Only the number is wanted: count the lines that include the word "rien".

►

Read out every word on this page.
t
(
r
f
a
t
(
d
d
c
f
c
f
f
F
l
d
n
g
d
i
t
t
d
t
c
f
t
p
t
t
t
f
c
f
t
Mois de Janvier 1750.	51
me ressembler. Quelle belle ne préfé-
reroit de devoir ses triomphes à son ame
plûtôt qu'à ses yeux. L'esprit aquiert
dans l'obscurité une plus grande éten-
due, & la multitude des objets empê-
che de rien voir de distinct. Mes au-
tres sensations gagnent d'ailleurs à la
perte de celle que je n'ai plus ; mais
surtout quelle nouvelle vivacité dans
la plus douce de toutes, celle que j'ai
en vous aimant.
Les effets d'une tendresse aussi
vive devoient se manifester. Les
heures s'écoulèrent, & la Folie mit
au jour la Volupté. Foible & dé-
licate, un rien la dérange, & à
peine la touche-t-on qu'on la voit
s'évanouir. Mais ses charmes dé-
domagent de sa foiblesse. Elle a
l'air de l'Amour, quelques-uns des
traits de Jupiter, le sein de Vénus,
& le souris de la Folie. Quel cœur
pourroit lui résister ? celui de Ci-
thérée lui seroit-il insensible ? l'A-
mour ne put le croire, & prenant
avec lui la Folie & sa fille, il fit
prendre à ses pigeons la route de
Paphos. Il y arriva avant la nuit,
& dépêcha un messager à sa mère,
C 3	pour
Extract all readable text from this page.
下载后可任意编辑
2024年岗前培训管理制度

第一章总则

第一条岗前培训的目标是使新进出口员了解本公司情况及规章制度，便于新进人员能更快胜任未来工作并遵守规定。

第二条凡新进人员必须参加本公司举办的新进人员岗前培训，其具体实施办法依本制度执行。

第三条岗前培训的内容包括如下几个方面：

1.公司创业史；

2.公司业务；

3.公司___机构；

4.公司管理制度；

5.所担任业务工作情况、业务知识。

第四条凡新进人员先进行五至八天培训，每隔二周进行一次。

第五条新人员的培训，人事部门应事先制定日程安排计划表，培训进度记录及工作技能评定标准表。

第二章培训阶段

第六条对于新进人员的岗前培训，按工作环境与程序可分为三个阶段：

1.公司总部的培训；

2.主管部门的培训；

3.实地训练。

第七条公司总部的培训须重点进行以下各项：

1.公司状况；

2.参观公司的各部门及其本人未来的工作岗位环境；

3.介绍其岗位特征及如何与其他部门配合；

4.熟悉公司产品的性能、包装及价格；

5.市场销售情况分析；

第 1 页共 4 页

◄
►

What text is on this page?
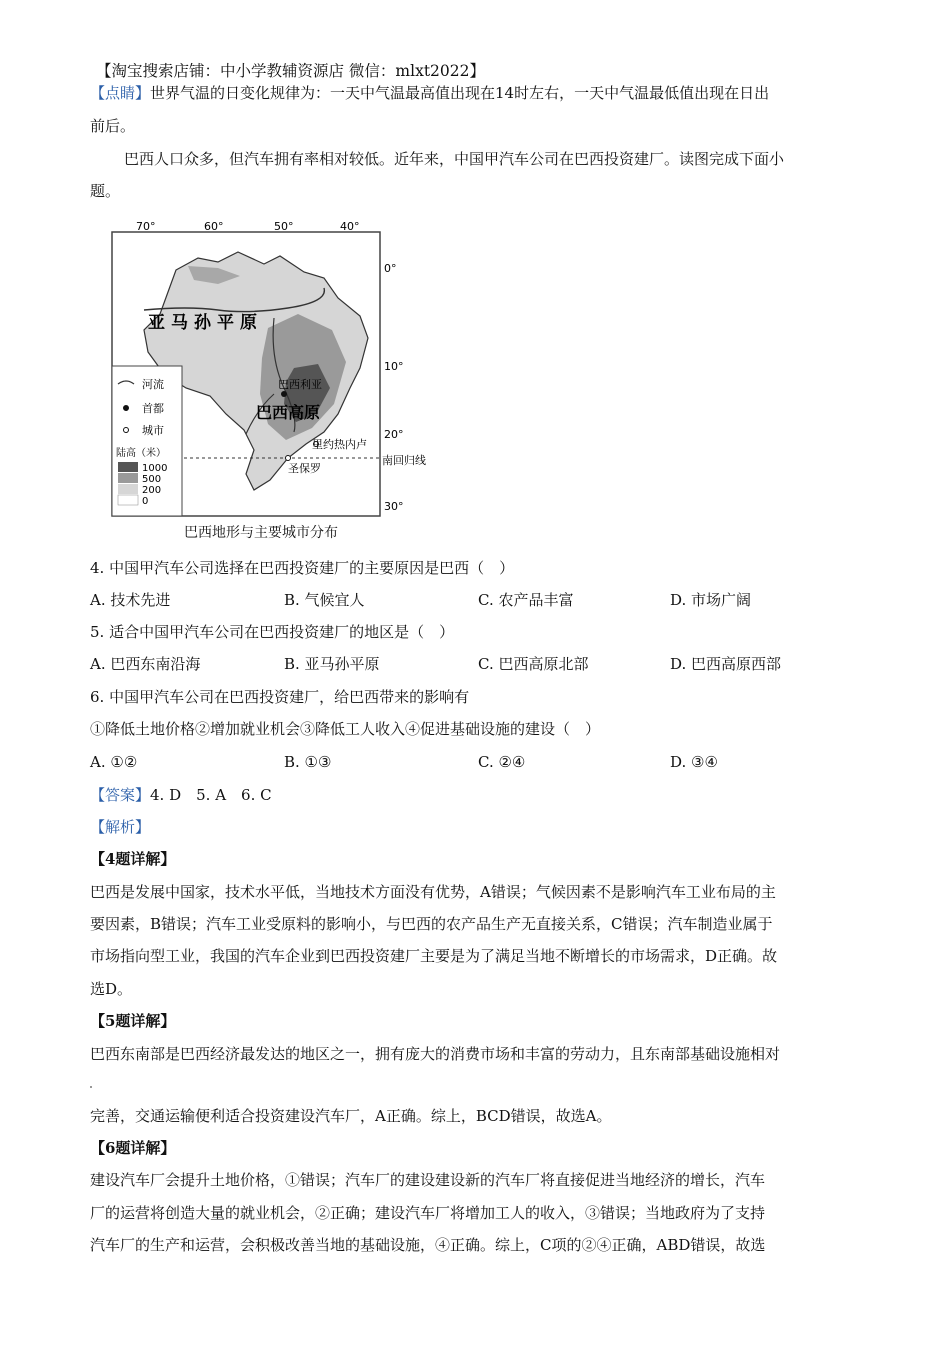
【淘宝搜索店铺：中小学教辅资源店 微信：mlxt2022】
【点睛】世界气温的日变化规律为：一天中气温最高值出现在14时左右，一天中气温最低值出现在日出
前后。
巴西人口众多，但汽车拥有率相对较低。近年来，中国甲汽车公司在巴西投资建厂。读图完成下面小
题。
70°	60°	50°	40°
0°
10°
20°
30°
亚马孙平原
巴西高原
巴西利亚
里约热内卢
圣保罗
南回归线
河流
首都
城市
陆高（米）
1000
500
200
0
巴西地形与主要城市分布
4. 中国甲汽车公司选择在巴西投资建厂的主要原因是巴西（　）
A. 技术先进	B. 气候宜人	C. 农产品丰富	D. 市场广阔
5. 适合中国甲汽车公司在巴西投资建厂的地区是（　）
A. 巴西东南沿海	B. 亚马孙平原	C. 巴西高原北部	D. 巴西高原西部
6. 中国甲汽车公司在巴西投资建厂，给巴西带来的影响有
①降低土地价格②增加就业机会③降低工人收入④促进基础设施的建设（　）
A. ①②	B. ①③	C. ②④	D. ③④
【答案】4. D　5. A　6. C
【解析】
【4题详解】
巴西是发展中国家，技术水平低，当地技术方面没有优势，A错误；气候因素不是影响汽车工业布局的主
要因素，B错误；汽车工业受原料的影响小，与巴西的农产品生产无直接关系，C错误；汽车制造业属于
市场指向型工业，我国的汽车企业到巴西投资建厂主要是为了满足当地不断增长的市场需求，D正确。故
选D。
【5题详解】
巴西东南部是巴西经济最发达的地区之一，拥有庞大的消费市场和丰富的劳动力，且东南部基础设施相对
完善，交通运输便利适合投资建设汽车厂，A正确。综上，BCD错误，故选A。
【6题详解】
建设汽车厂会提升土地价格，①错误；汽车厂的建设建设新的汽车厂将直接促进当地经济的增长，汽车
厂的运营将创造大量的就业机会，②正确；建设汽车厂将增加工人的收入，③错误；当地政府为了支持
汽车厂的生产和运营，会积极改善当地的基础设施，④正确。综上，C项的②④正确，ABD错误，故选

◄
►

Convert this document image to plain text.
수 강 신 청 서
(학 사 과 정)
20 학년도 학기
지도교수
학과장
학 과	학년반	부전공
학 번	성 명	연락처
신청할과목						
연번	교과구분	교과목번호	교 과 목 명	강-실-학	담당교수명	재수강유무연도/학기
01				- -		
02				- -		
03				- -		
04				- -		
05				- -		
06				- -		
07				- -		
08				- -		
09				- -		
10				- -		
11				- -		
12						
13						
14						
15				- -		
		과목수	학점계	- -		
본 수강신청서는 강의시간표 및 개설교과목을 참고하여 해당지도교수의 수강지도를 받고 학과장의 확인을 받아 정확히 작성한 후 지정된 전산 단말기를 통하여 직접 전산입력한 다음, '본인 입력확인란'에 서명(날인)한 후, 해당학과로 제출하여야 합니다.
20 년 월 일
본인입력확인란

◄

-- TASK ANSWER --
2